[Figure dataset records]

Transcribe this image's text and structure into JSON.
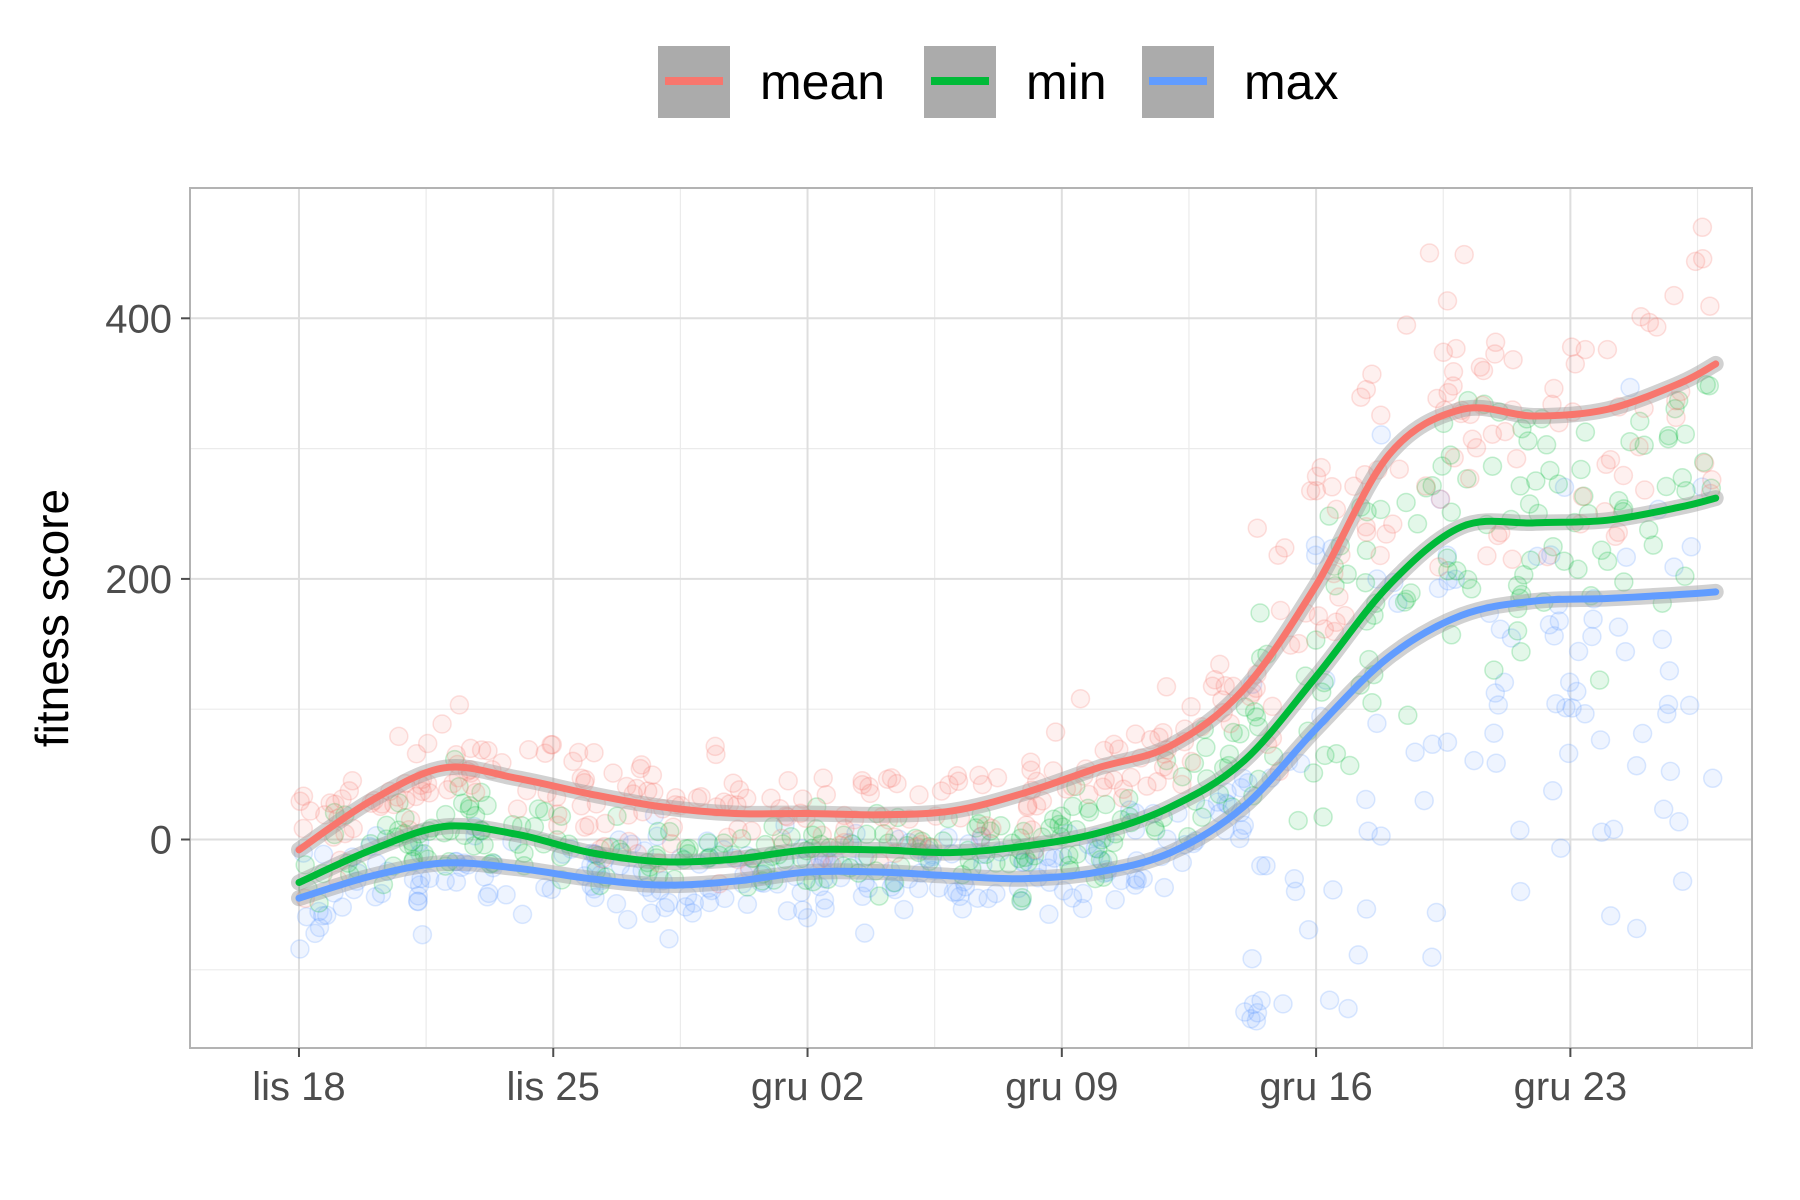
{
  "chart_data": {
    "type": "scatter",
    "title": "",
    "xlabel": "",
    "ylabel": "fitness score",
    "x_axis": {
      "kind": "date",
      "range": [
        "2023-11-15",
        "2023-12-28"
      ],
      "ticks": [
        {
          "date": "2023-11-18",
          "label": "lis 18"
        },
        {
          "date": "2023-11-25",
          "label": "lis 25"
        },
        {
          "date": "2023-12-02",
          "label": "gru 02"
        },
        {
          "date": "2023-12-09",
          "label": "gru 09"
        },
        {
          "date": "2023-12-16",
          "label": "gru 16"
        },
        {
          "date": "2023-12-23",
          "label": "gru 23"
        }
      ]
    },
    "y_axis": {
      "range": [
        -160,
        500
      ],
      "ticks": [
        0,
        200,
        400
      ],
      "minor_ticks": [
        -100,
        100,
        300,
        500
      ]
    },
    "grid": true,
    "legend": {
      "position": "top"
    },
    "series": [
      {
        "name": "mean",
        "color": "#F8766D",
        "smooth": [
          {
            "x": "2023-11-18",
            "y": -8
          },
          {
            "x": "2023-11-20",
            "y": 30
          },
          {
            "x": "2023-11-22",
            "y": 55
          },
          {
            "x": "2023-11-24",
            "y": 47
          },
          {
            "x": "2023-11-26",
            "y": 35
          },
          {
            "x": "2023-11-28",
            "y": 25
          },
          {
            "x": "2023-11-30",
            "y": 20
          },
          {
            "x": "2023-12-02",
            "y": 20
          },
          {
            "x": "2023-12-04",
            "y": 19
          },
          {
            "x": "2023-12-06",
            "y": 22
          },
          {
            "x": "2023-12-08",
            "y": 36
          },
          {
            "x": "2023-12-10",
            "y": 55
          },
          {
            "x": "2023-12-12",
            "y": 72
          },
          {
            "x": "2023-12-14",
            "y": 115
          },
          {
            "x": "2023-12-16",
            "y": 195
          },
          {
            "x": "2023-12-18",
            "y": 295
          },
          {
            "x": "2023-12-20",
            "y": 330
          },
          {
            "x": "2023-12-22",
            "y": 325
          },
          {
            "x": "2023-12-24",
            "y": 330
          },
          {
            "x": "2023-12-26",
            "y": 350
          },
          {
            "x": "2023-12-27",
            "y": 365
          }
        ]
      },
      {
        "name": "min",
        "color": "#00BA38",
        "smooth": [
          {
            "x": "2023-11-18",
            "y": -33
          },
          {
            "x": "2023-11-20",
            "y": -8
          },
          {
            "x": "2023-11-22",
            "y": 10
          },
          {
            "x": "2023-11-24",
            "y": 4
          },
          {
            "x": "2023-11-26",
            "y": -10
          },
          {
            "x": "2023-11-28",
            "y": -17
          },
          {
            "x": "2023-11-30",
            "y": -15
          },
          {
            "x": "2023-12-02",
            "y": -8
          },
          {
            "x": "2023-12-04",
            "y": -8
          },
          {
            "x": "2023-12-06",
            "y": -10
          },
          {
            "x": "2023-12-08",
            "y": -5
          },
          {
            "x": "2023-12-10",
            "y": 5
          },
          {
            "x": "2023-12-12",
            "y": 25
          },
          {
            "x": "2023-12-14",
            "y": 60
          },
          {
            "x": "2023-12-16",
            "y": 125
          },
          {
            "x": "2023-12-18",
            "y": 195
          },
          {
            "x": "2023-12-20",
            "y": 240
          },
          {
            "x": "2023-12-22",
            "y": 243
          },
          {
            "x": "2023-12-24",
            "y": 245
          },
          {
            "x": "2023-12-26",
            "y": 255
          },
          {
            "x": "2023-12-27",
            "y": 262
          }
        ]
      },
      {
        "name": "max",
        "color": "#619CFF",
        "smooth": [
          {
            "x": "2023-11-18",
            "y": -45
          },
          {
            "x": "2023-11-20",
            "y": -28
          },
          {
            "x": "2023-11-22",
            "y": -18
          },
          {
            "x": "2023-11-24",
            "y": -22
          },
          {
            "x": "2023-11-26",
            "y": -30
          },
          {
            "x": "2023-11-28",
            "y": -35
          },
          {
            "x": "2023-11-30",
            "y": -32
          },
          {
            "x": "2023-12-02",
            "y": -25
          },
          {
            "x": "2023-12-04",
            "y": -25
          },
          {
            "x": "2023-12-06",
            "y": -28
          },
          {
            "x": "2023-12-08",
            "y": -30
          },
          {
            "x": "2023-12-10",
            "y": -25
          },
          {
            "x": "2023-12-12",
            "y": -10
          },
          {
            "x": "2023-12-14",
            "y": 25
          },
          {
            "x": "2023-12-16",
            "y": 85
          },
          {
            "x": "2023-12-18",
            "y": 140
          },
          {
            "x": "2023-12-20",
            "y": 172
          },
          {
            "x": "2023-12-22",
            "y": 183
          },
          {
            "x": "2023-12-24",
            "y": 185
          },
          {
            "x": "2023-12-26",
            "y": 188
          },
          {
            "x": "2023-12-27",
            "y": 190
          }
        ]
      }
    ]
  }
}
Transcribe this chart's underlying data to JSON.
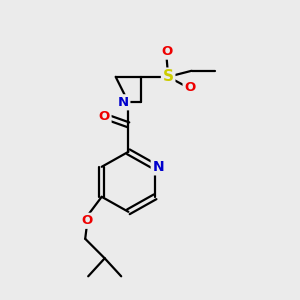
{
  "bg_color": "#ebebeb",
  "atom_colors": {
    "C": "#000000",
    "N": "#0000cc",
    "O": "#ee0000",
    "S": "#cccc00"
  },
  "bond_color": "#000000",
  "bond_width": 1.6,
  "figsize": [
    3.0,
    3.0
  ],
  "dpi": 100,
  "xlim": [
    0,
    10
  ],
  "ylim": [
    0,
    10
  ]
}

__Given request__.
Reproduce the whole listing word for word, setting aside any pictures.

__Result__.
Transcribe this image's text and structure into JSON.
{
  "chart_data": {
    "type": "scatter",
    "title": "",
    "xlabel": "",
    "ylabel": "fitness score",
    "x_axis": {
      "kind": "date",
      "range": [
        "2023-11-15",
        "2023-12-28"
      ],
      "ticks": [
        {
          "date": "2023-11-18",
          "label": "lis 18"
        },
        {
          "date": "2023-11-25",
          "label": "lis 25"
        },
        {
          "date": "2023-12-02",
          "label": "gru 02"
        },
        {
          "date": "2023-12-09",
          "label": "gru 09"
        },
        {
          "date": "2023-12-16",
          "label": "gru 16"
        },
        {
          "date": "2023-12-23",
          "label": "gru 23"
        }
      ]
    },
    "y_axis": {
      "range": [
        -160,
        500
      ],
      "ticks": [
        0,
        200,
        400
      ],
      "minor_ticks": [
        -100,
        100,
        300,
        500
      ]
    },
    "grid": true,
    "legend": {
      "position": "top"
    },
    "series": [
      {
        "name": "mean",
        "color": "#F8766D",
        "smooth": [
          {
            "x": "2023-11-18",
            "y": -8
          },
          {
            "x": "2023-11-20",
            "y": 30
          },
          {
            "x": "2023-11-22",
            "y": 55
          },
          {
            "x": "2023-11-24",
            "y": 47
          },
          {
            "x": "2023-11-26",
            "y": 35
          },
          {
            "x": "2023-11-28",
            "y": 25
          },
          {
            "x": "2023-11-30",
            "y": 20
          },
          {
            "x": "2023-12-02",
            "y": 20
          },
          {
            "x": "2023-12-04",
            "y": 19
          },
          {
            "x": "2023-12-06",
            "y": 22
          },
          {
            "x": "2023-12-08",
            "y": 36
          },
          {
            "x": "2023-12-10",
            "y": 55
          },
          {
            "x": "2023-12-12",
            "y": 72
          },
          {
            "x": "2023-12-14",
            "y": 115
          },
          {
            "x": "2023-12-16",
            "y": 195
          },
          {
            "x": "2023-12-18",
            "y": 295
          },
          {
            "x": "2023-12-20",
            "y": 330
          },
          {
            "x": "2023-12-22",
            "y": 325
          },
          {
            "x": "2023-12-24",
            "y": 330
          },
          {
            "x": "2023-12-26",
            "y": 350
          },
          {
            "x": "2023-12-27",
            "y": 365
          }
        ]
      },
      {
        "name": "min",
        "color": "#00BA38",
        "smooth": [
          {
            "x": "2023-11-18",
            "y": -33
          },
          {
            "x": "2023-11-20",
            "y": -8
          },
          {
            "x": "2023-11-22",
            "y": 10
          },
          {
            "x": "2023-11-24",
            "y": 4
          },
          {
            "x": "2023-11-26",
            "y": -10
          },
          {
            "x": "2023-11-28",
            "y": -17
          },
          {
            "x": "2023-11-30",
            "y": -15
          },
          {
            "x": "2023-12-02",
            "y": -8
          },
          {
            "x": "2023-12-04",
            "y": -8
          },
          {
            "x": "2023-12-06",
            "y": -10
          },
          {
            "x": "2023-12-08",
            "y": -5
          },
          {
            "x": "2023-12-10",
            "y": 5
          },
          {
            "x": "2023-12-12",
            "y": 25
          },
          {
            "x": "2023-12-14",
            "y": 60
          },
          {
            "x": "2023-12-16",
            "y": 125
          },
          {
            "x": "2023-12-18",
            "y": 195
          },
          {
            "x": "2023-12-20",
            "y": 240
          },
          {
            "x": "2023-12-22",
            "y": 243
          },
          {
            "x": "2023-12-24",
            "y": 245
          },
          {
            "x": "2023-12-26",
            "y": 255
          },
          {
            "x": "2023-12-27",
            "y": 262
          }
        ]
      },
      {
        "name": "max",
        "color": "#619CFF",
        "smooth": [
          {
            "x": "2023-11-18",
            "y": -45
          },
          {
            "x": "2023-11-20",
            "y": -28
          },
          {
            "x": "2023-11-22",
            "y": -18
          },
          {
            "x": "2023-11-24",
            "y": -22
          },
          {
            "x": "2023-11-26",
            "y": -30
          },
          {
            "x": "2023-11-28",
            "y": -35
          },
          {
            "x": "2023-11-30",
            "y": -32
          },
          {
            "x": "2023-12-02",
            "y": -25
          },
          {
            "x": "2023-12-04",
            "y": -25
          },
          {
            "x": "2023-12-06",
            "y": -28
          },
          {
            "x": "2023-12-08",
            "y": -30
          },
          {
            "x": "2023-12-10",
            "y": -25
          },
          {
            "x": "2023-12-12",
            "y": -10
          },
          {
            "x": "2023-12-14",
            "y": 25
          },
          {
            "x": "2023-12-16",
            "y": 85
          },
          {
            "x": "2023-12-18",
            "y": 140
          },
          {
            "x": "2023-12-20",
            "y": 172
          },
          {
            "x": "2023-12-22",
            "y": 183
          },
          {
            "x": "2023-12-24",
            "y": 185
          },
          {
            "x": "2023-12-26",
            "y": 188
          },
          {
            "x": "2023-12-27",
            "y": 190
          }
        ]
      }
    ]
  }
}
Transcribe this chart's underlying data to JSON.
{
  "bg_color": "#ebebeb",
  "atom_colors": {
    "C": "#000000",
    "N": "#0000cc",
    "O": "#ee0000",
    "S": "#cccc00"
  },
  "bond_color": "#000000",
  "bond_width": 1.6,
  "figsize": [
    3.0,
    3.0
  ],
  "dpi": 100,
  "xlim": [
    0,
    10
  ],
  "ylim": [
    0,
    10
  ]
}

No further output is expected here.